#### The request
Give back each entry unchanged, minus pictures.

#### The data
▼
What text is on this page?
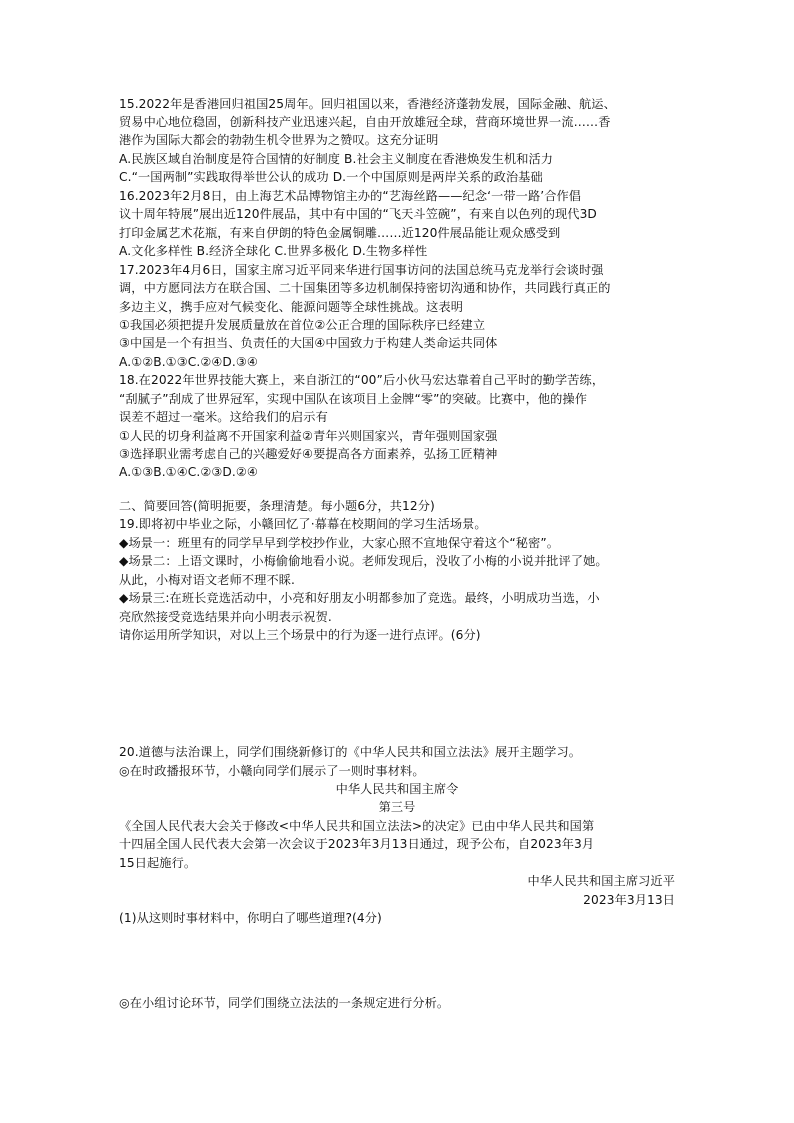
15.2022年是香港回归祖国25周年。回归祖国以来，香港经济蓬勃发展，国际金融、航运、
贸易中心地位稳固，创新科技产业迅速兴起，自由开放雄冠全球，营商环境世界一流……香
港作为国际大都会的勃勃生机令世界为之赞叹。这充分证明
A.民族区域自治制度是符合国情的好制度 B.社会主义制度在香港焕发生机和活力
C.“一国两制”实践取得举世公认的成功 D.一个中国原则是两岸关系的政治基础
16.2023年2月8日，由上海艺术品博物馆主办的“艺海丝路——纪念‘一带一路’合作倡
议十周年特展”展出近120件展品，其中有中国的“飞天斗笠碗”，有来自以色列的现代3D
打印金属艺术花瓶，有来自伊朗的特色金属铜雕……近120件展品能让观众感受到
A.文化多样性 B.经济全球化 C.世界多极化 D.生物多样性
17.2023年4月6日，国家主席习近平同来华进行国事访问的法国总统马克龙举行会谈时强
调，中方愿同法方在联合国、二十国集团等多边机制保持密切沟通和协作，共同践行真正的
多边主义，携手应对气候变化、能源问题等全球性挑战。这表明
①我国必须把提升发展质量放在首位②公正合理的国际秩序已经建立
③中国是一个有担当、负责任的大国④中国致力于构建人类命运共同体
A.①②B.①③C.②④D.③④
18.在2022年世界技能大赛上，来自浙江的“00”后小伙马宏达靠着自己平时的勤学苦练，
“刮腻子”刮成了世界冠军，实现中国队在该项目上金牌“零”的突破。比赛中，他的操作
误差不超过一毫米。这给我们的启示有
①人民的切身利益离不开国家利益②青年兴则国家兴，青年强则国家强
③选择职业需考虑自己的兴趣爱好④要提高各方面素养，弘扬工匠精神
A.①③B.①④C.②③D.②④
二、简要回答(简明扼要，条理清楚。每小题6分，共12分)
19.即将初中毕业之际，小赣回忆了·幕幕在校期间的学习生活场景。
◆场景一：班里有的同学早早到学校抄作业，大家心照不宣地保守着这个“秘密”。
◆场景二：上语文课时，小梅偷偷地看小说。老师发现后，没收了小梅的小说并批评了她。
从此，小梅对语文老师不理不睬.
◆场景三:在班长竞选活动中，小亮和好朋友小明都参加了竞选。最终，小明成功当选，小
亮欣然接受竞选结果并向小明表示祝贺.
请你运用所学知识，对以上三个场景中的行为逐一进行点评。(6分)
20.道德与法治课上，同学们围绕新修订的《中华人民共和国立法法》展开主题学习。
◎在时政播报环节，小赣向同学们展示了一则时事材料。
中华人民共和国主席令
第三号
《全国人民代表大会关于修改<中华人民共和国立法法>的决定》已由中华人民共和国第
十四届全国人民代表大会第一次会议于2023年3月13日通过，现予公布，自2023年3月
15日起施行。
中华人民共和国主席习近平
2023年3月13日
(1)从这则时事材料中，你明白了哪些道理?(4分)
◎在小组讨论环节，同学们围绕立法法的一条规定进行分析。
▲
#### Response to this task
What text is on this page?
15.2022年是香港回归祖国25周年。回归祖国以来，香港经济蓬勃发展，国际金融、航运、
贸易中心地位稳固，创新科技产业迅速兴起，自由开放雄冠全球，营商环境世界一流……香
港作为国际大都会的勃勃生机令世界为之赞叹。这充分证明
A.民族区域自治制度是符合国情的好制度 B.社会主义制度在香港焕发生机和活力
C.“一国两制”实践取得举世公认的成功 D.一个中国原则是两岸关系的政治基础
16.2023年2月8日，由上海艺术品博物馆主办的“艺海丝路——纪念‘一带一路’合作倡
议十周年特展”展出近120件展品，其中有中国的“飞天斗笠碗”，有来自以色列的现代3D
打印金属艺术花瓶，有来自伊朗的特色金属铜雕……近120件展品能让观众感受到
A.文化多样性 B.经济全球化 C.世界多极化 D.生物多样性
17.2023年4月6日，国家主席习近平同来华进行国事访问的法国总统马克龙举行会谈时强
调，中方愿同法方在联合国、二十国集团等多边机制保持密切沟通和协作，共同践行真正的
多边主义，携手应对气候变化、能源问题等全球性挑战。这表明
①我国必须把提升发展质量放在首位②公正合理的国际秩序已经建立
③中国是一个有担当、负责任的大国④中国致力于构建人类命运共同体
A.①②B.①③C.②④D.③④
18.在2022年世界技能大赛上，来自浙江的“00”后小伙马宏达靠着自己平时的勤学苦练，
“刮腻子”刮成了世界冠军，实现中国队在该项目上金牌“零”的突破。比赛中，他的操作
误差不超过一毫米。这给我们的启示有
①人民的切身利益离不开国家利益②青年兴则国家兴，青年强则国家强
③选择职业需考虑自己的兴趣爱好④要提高各方面素养，弘扬工匠精神
A.①③B.①④C.②③D.②④
二、简要回答(简明扼要，条理清楚。每小题6分，共12分)
19.即将初中毕业之际，小赣回忆了·幕幕在校期间的学习生活场景。
◆场景一：班里有的同学早早到学校抄作业，大家心照不宣地保守着这个“秘密”。
◆场景二：上语文课时，小梅偷偷地看小说。老师发现后，没收了小梅的小说并批评了她。
从此，小梅对语文老师不理不睬.
◆场景三:在班长竞选活动中，小亮和好朋友小明都参加了竞选。最终，小明成功当选，小
亮欣然接受竞选结果并向小明表示祝贺.
请你运用所学知识，对以上三个场景中的行为逐一进行点评。(6分)
20.道德与法治课上，同学们围绕新修订的《中华人民共和国立法法》展开主题学习。
◎在时政播报环节，小赣向同学们展示了一则时事材料。
中华人民共和国主席令
第三号
《全国人民代表大会关于修改<中华人民共和国立法法>的决定》已由中华人民共和国第
十四届全国人民代表大会第一次会议于2023年3月13日通过，现予公布，自2023年3月
15日起施行。
中华人民共和国主席习近平
2023年3月13日
(1)从这则时事材料中，你明白了哪些道理?(4分)
◎在小组讨论环节，同学们围绕立法法的一条规定进行分析。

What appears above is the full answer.